EXERCISE PROMPT:
Under this task are some entries; return every one of them exactly.

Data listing
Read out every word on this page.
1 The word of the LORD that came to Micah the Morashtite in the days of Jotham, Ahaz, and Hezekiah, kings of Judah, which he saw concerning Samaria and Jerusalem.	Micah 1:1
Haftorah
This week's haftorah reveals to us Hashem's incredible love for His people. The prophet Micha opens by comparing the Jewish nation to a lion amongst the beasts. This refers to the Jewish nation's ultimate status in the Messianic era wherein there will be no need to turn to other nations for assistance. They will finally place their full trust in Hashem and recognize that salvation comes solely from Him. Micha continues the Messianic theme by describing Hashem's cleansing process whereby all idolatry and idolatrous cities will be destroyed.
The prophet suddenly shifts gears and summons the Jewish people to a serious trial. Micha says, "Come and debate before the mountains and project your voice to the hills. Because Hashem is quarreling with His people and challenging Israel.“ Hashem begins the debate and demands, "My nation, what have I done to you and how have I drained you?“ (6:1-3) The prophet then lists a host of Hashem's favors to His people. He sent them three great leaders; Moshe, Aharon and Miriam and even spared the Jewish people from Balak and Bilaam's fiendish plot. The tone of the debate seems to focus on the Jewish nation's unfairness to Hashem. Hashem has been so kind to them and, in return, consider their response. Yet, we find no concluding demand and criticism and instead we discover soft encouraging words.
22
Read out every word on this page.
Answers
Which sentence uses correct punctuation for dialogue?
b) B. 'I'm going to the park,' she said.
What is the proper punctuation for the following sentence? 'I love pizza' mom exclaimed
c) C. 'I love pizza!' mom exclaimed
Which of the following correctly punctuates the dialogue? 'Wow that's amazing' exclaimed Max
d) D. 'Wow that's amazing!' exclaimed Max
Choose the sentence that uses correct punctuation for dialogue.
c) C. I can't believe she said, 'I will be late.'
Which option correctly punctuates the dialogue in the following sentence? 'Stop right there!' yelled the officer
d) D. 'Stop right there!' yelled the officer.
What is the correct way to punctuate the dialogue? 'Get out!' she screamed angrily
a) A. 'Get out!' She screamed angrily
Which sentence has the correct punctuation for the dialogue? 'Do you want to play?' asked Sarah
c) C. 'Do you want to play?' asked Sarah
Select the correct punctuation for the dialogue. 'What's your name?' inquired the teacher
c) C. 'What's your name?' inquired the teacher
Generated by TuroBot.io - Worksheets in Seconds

RESPONSE:
Read out every word on this page.
1 The word of the LORD that came to Micah the Morashtite in the days of Jotham, Ahaz, and Hezekiah, kings of Judah, which he saw concerning Samaria and Jerusalem.	Micah 1:1
Haftorah
This week's haftorah reveals to us Hashem's incredible love for His people. The prophet Micha opens by comparing the Jewish nation to a lion amongst the beasts. This refers to the Jewish nation's ultimate status in the Messianic era wherein there will be no need to turn to other nations for assistance. They will finally place their full trust in Hashem and recognize that salvation comes solely from Him. Micha continues the Messianic theme by describing Hashem's cleansing process whereby all idolatry and idolatrous cities will be destroyed.
The prophet suddenly shifts gears and summons the Jewish people to a serious trial. Micha says, "Come and debate before the mountains and project your voice to the hills. Because Hashem is quarreling with His people and challenging Israel.“ Hashem begins the debate and demands, "My nation, what have I done to you and how have I drained you?“ (6:1-3) The prophet then lists a host of Hashem's favors to His people. He sent them three great leaders; Moshe, Aharon and Miriam and even spared the Jewish people from Balak and Bilaam's fiendish plot. The tone of the debate seems to focus on the Jewish nation's unfairness to Hashem. Hashem has been so kind to them and, in return, consider their response. Yet, we find no concluding demand and criticism and instead we discover soft encouraging words.
22
Read out every word on this page.
Answers
Which sentence uses correct punctuation for dialogue?
b) B. 'I'm going to the park,' she said.
What is the proper punctuation for the following sentence? 'I love pizza' mom exclaimed
c) C. 'I love pizza!' mom exclaimed
Which of the following correctly punctuates the dialogue? 'Wow that's amazing' exclaimed Max
d) D. 'Wow that's amazing!' exclaimed Max
Choose the sentence that uses correct punctuation for dialogue.
c) C. I can't believe she said, 'I will be late.'
Which option correctly punctuates the dialogue in the following sentence? 'Stop right there!' yelled the officer
d) D. 'Stop right there!' yelled the officer.
What is the correct way to punctuate the dialogue? 'Get out!' she screamed angrily
a) A. 'Get out!' She screamed angrily
Which sentence has the correct punctuation for the dialogue? 'Do you want to play?' asked Sarah
c) C. 'Do you want to play?' asked Sarah
Select the correct punctuation for the dialogue. 'What's your name?' inquired the teacher
c) C. 'What's your name?' inquired the teacher
Generated by TuroBot.io - Worksheets in Seconds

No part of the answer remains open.